### WHAT IS BEING ASKED
In the lines below, the string "text" may appear; say how many lines hold it and give nothing more.
*** Begin section ***
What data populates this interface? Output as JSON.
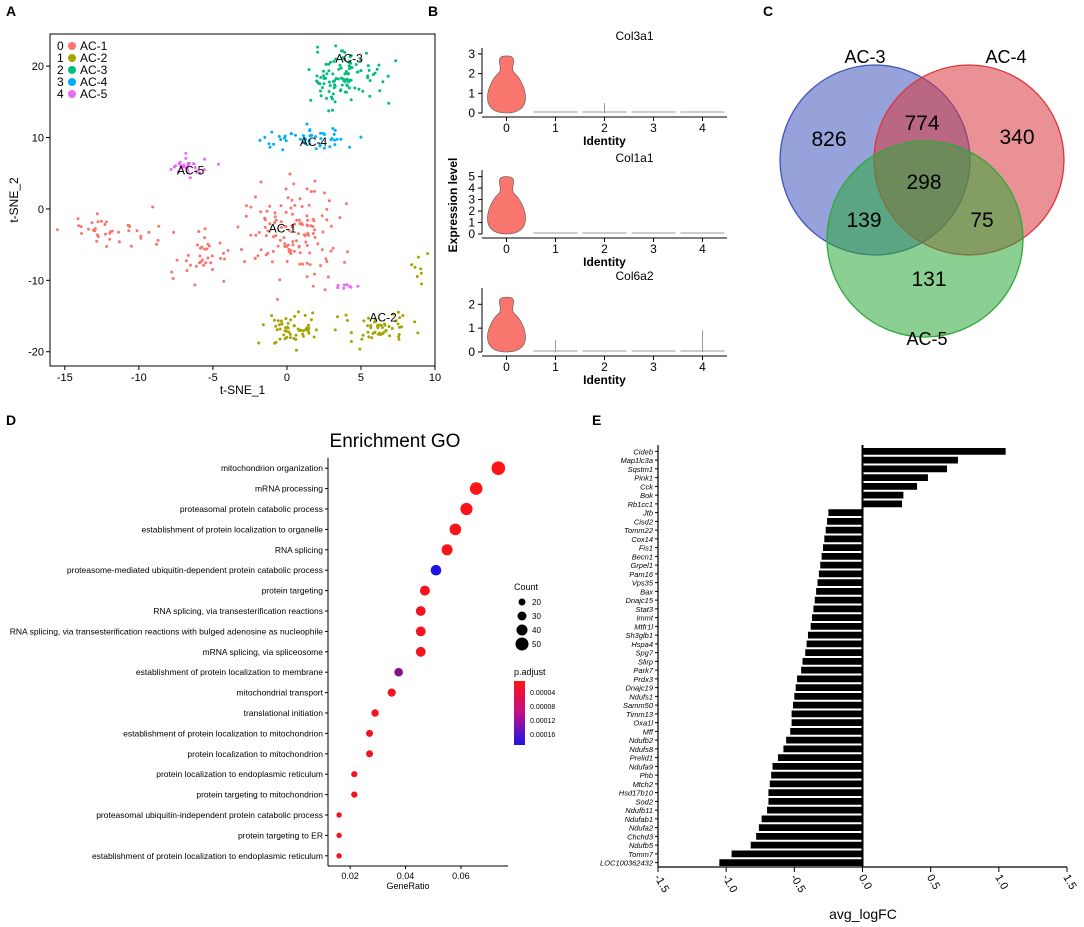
{
  "panel_labels": {
    "a": "A",
    "b": "B",
    "c": "C",
    "d": "D",
    "e": "E"
  },
  "chart_data": [
    {
      "id": "tsne",
      "type": "scatter",
      "xlabel": "t-SNE_1",
      "ylabel": "t-SNE_2",
      "xlim": [
        -16,
        10
      ],
      "ylim": [
        -22,
        24.5
      ],
      "x_ticks": [
        -15,
        -10,
        -5,
        0,
        5,
        10
      ],
      "y_ticks": [
        -20,
        -10,
        0,
        10,
        20
      ],
      "legend": [
        {
          "num": "0",
          "label": "AC-1",
          "color": "#f8766d"
        },
        {
          "num": "1",
          "label": "AC-2",
          "color": "#a3a500"
        },
        {
          "num": "2",
          "label": "AC-3",
          "color": "#00bf7d"
        },
        {
          "num": "3",
          "label": "AC-4",
          "color": "#00b0f6"
        },
        {
          "num": "4",
          "label": "AC-5",
          "color": "#e76bf3"
        }
      ],
      "cluster_labels": [
        {
          "text": "AC-3",
          "x": 4.2,
          "y": 20.5
        },
        {
          "text": "AC-4",
          "x": 1.8,
          "y": 8.8
        },
        {
          "text": "AC-5",
          "x": -6.5,
          "y": 4.8
        },
        {
          "text": "AC-1",
          "x": -0.3,
          "y": -3.3
        },
        {
          "text": "AC-2",
          "x": 6.5,
          "y": -15.8
        }
      ],
      "clusters": [
        {
          "name": "AC-1",
          "color": "#f8766d",
          "n": 130,
          "cx": 0.5,
          "cy": -3,
          "sx": 2.2,
          "sy": 4.5
        },
        {
          "name": "AC-1b",
          "color": "#f8766d",
          "n": 40,
          "cx": -12,
          "cy": -3,
          "sx": 2.2,
          "sy": 1.8
        },
        {
          "name": "AC-1c",
          "color": "#f8766d",
          "n": 35,
          "cx": -5.5,
          "cy": -7,
          "sx": 1.4,
          "sy": 2.4
        },
        {
          "name": "AC-2",
          "color": "#a3a500",
          "n": 55,
          "cx": 0.5,
          "cy": -17,
          "sx": 1.3,
          "sy": 1.6
        },
        {
          "name": "AC-2b",
          "color": "#a3a500",
          "n": 55,
          "cx": 6,
          "cy": -16.5,
          "sx": 1.8,
          "sy": 1.6
        },
        {
          "name": "AC-2c",
          "color": "#a3a500",
          "n": 8,
          "cx": 8.8,
          "cy": -8,
          "sx": 0.4,
          "sy": 1.5
        },
        {
          "name": "AC-3",
          "color": "#00bf7d",
          "n": 110,
          "cx": 4,
          "cy": 18.5,
          "sx": 1.7,
          "sy": 2.8
        },
        {
          "name": "AC-4",
          "color": "#00b0f6",
          "n": 50,
          "cx": 1.5,
          "cy": 10,
          "sx": 2.2,
          "sy": 1.2
        },
        {
          "name": "AC-5",
          "color": "#e76bf3",
          "n": 30,
          "cx": -6.5,
          "cy": 6,
          "sx": 1.0,
          "sy": 1.2
        },
        {
          "name": "AC-5b",
          "color": "#e76bf3",
          "n": 8,
          "cx": 4,
          "cy": -11,
          "sx": 0.5,
          "sy": 0.3
        }
      ]
    },
    {
      "id": "violin",
      "type": "violin",
      "ylabel": "Expression level",
      "xlabel": "Identity",
      "categories": [
        "0",
        "1",
        "2",
        "3",
        "4"
      ],
      "genes": [
        {
          "name": "Col3a1",
          "ylim": [
            0,
            3.2
          ],
          "y_ticks": [
            0,
            1,
            2,
            3
          ],
          "peak": 2.9
        },
        {
          "name": "Col1a1",
          "ylim": [
            0,
            5.4
          ],
          "y_ticks": [
            0,
            1,
            2,
            3,
            4,
            5
          ],
          "peak": 5.0
        },
        {
          "name": "Col6a2",
          "ylim": [
            0,
            2.6
          ],
          "y_ticks": [
            0,
            1,
            2
          ],
          "peak": 2.3
        }
      ]
    },
    {
      "id": "venn",
      "type": "venn",
      "sets": [
        {
          "label": "AC-3",
          "color": "#3f55b9"
        },
        {
          "label": "AC-4",
          "color": "#d9363e"
        },
        {
          "label": "AC-5",
          "color": "#2ea83a"
        }
      ],
      "regions": {
        "only_ac3": "826",
        "only_ac4": "340",
        "only_ac5": "131",
        "ac3_ac4": "774",
        "ac3_ac5": "139",
        "ac4_ac5": "75",
        "all": "298"
      }
    },
    {
      "id": "go_dotplot",
      "type": "scatter",
      "title": "Enrichment GO",
      "xlabel": "GeneRatio",
      "xlim": [
        0.012,
        0.077
      ],
      "x_ticks": [
        0.02,
        0.04,
        0.06
      ],
      "x_tick_labels": [
        "0.02",
        "0.04",
        "0.06"
      ],
      "count_legend": {
        "title": "Count",
        "values": [
          20,
          30,
          40,
          50
        ]
      },
      "color_legend": {
        "title": "p.adjust",
        "labels": [
          "0.00004",
          "0.00008",
          "0.00012",
          "0.00016"
        ]
      },
      "terms": [
        {
          "term": "mitochondrion organization",
          "ratio": 0.0735,
          "count": 53,
          "padj": 1e-06
        },
        {
          "term": "mRNA processing",
          "ratio": 0.0655,
          "count": 48,
          "padj": 2e-06
        },
        {
          "term": "proteasomal protein catabolic process",
          "ratio": 0.062,
          "count": 46,
          "padj": 3e-06
        },
        {
          "term": "establishment of protein localization to organelle",
          "ratio": 0.058,
          "count": 43,
          "padj": 4e-06
        },
        {
          "term": "RNA splicing",
          "ratio": 0.055,
          "count": 40,
          "padj": 5e-06
        },
        {
          "term": "proteasome-mediated ubiquitin-dependent protein catabolic process",
          "ratio": 0.051,
          "count": 38,
          "padj": 0.00018
        },
        {
          "term": "protein targeting",
          "ratio": 0.047,
          "count": 35,
          "padj": 8e-06
        },
        {
          "term": "RNA splicing, via transesterification reactions",
          "ratio": 0.0455,
          "count": 34,
          "padj": 9e-06
        },
        {
          "term": "RNA splicing, via transesterification reactions with bulged adenosine as nucleophile",
          "ratio": 0.0455,
          "count": 34,
          "padj": 9e-06
        },
        {
          "term": "mRNA splicing, via spliceosome",
          "ratio": 0.0455,
          "count": 34,
          "padj": 9e-06
        },
        {
          "term": "establishment of protein localization to membrane",
          "ratio": 0.0375,
          "count": 28,
          "padj": 0.0001
        },
        {
          "term": "mitochondrial transport",
          "ratio": 0.035,
          "count": 26,
          "padj": 1e-05
        },
        {
          "term": "translational initiation",
          "ratio": 0.029,
          "count": 22,
          "padj": 1e-05
        },
        {
          "term": "establishment of protein localization to mitochondrion",
          "ratio": 0.027,
          "count": 20,
          "padj": 1e-05
        },
        {
          "term": "protein localization to mitochondrion",
          "ratio": 0.027,
          "count": 20,
          "padj": 1e-05
        },
        {
          "term": "protein localization to endoplasmic reticulum",
          "ratio": 0.0215,
          "count": 16,
          "padj": 1e-05
        },
        {
          "term": "protein targeting to mitochondrion",
          "ratio": 0.0215,
          "count": 16,
          "padj": 1e-05
        },
        {
          "term": "proteasomal ubiquitin-independent protein catabolic process",
          "ratio": 0.016,
          "count": 12,
          "padj": 1e-05
        },
        {
          "term": "protein targeting to ER",
          "ratio": 0.016,
          "count": 12,
          "padj": 1e-05
        },
        {
          "term": "establishment of protein localization to endoplasmic reticulum",
          "ratio": 0.016,
          "count": 12,
          "padj": 1e-05
        }
      ]
    },
    {
      "id": "logfc_bar",
      "type": "bar",
      "orientation": "horizontal",
      "xlabel": "avg_logFC",
      "xlim": [
        -1.5,
        1.5
      ],
      "x_ticks": [
        -1.5,
        -1.0,
        -0.5,
        0.0,
        0.5,
        1.0,
        1.5
      ],
      "x_tick_labels": [
        "-1.5",
        "-1.0",
        "-0.5",
        "0.0",
        "0.5",
        "1.0",
        "1.5"
      ],
      "categories": [
        "Cideb",
        "Map1lc3a",
        "Sqstm1",
        "Pink1",
        "Cck",
        "Bok",
        "Rb1cc1",
        "Jtb",
        "Cisd2",
        "Tomm22",
        "Cox14",
        "Fis1",
        "Becn1",
        "Grpel1",
        "Pam16",
        "Vps35",
        "Bax",
        "Dnajc15",
        "Stat3",
        "Immt",
        "Mtfr1l",
        "Sh3glb1",
        "Hspa4",
        "Spg7",
        "Slirp",
        "Park7",
        "Prdx3",
        "Dnajc19",
        "Ndufs1",
        "Samm50",
        "Timm13",
        "Oxa1l",
        "Mff",
        "Ndufb2",
        "Ndufs8",
        "Prelid1",
        "Ndufa9",
        "Phb",
        "Mtch2",
        "Hsd17b10",
        "Sod2",
        "Ndufb11",
        "Ndufab1",
        "Ndufa2",
        "Chchd3",
        "Ndufb5",
        "Tomm7",
        "LOC100362432"
      ],
      "values": [
        1.05,
        0.7,
        0.62,
        0.48,
        0.4,
        0.3,
        0.29,
        -0.25,
        -0.26,
        -0.27,
        -0.28,
        -0.29,
        -0.3,
        -0.31,
        -0.32,
        -0.33,
        -0.34,
        -0.35,
        -0.36,
        -0.37,
        -0.38,
        -0.4,
        -0.41,
        -0.42,
        -0.44,
        -0.45,
        -0.48,
        -0.49,
        -0.5,
        -0.51,
        -0.52,
        -0.52,
        -0.53,
        -0.56,
        -0.58,
        -0.62,
        -0.66,
        -0.67,
        -0.68,
        -0.69,
        -0.69,
        -0.7,
        -0.74,
        -0.76,
        -0.78,
        -0.82,
        -0.96,
        -1.05
      ]
    }
  ]
}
*** End section ***
### YOUR RESPONSE
5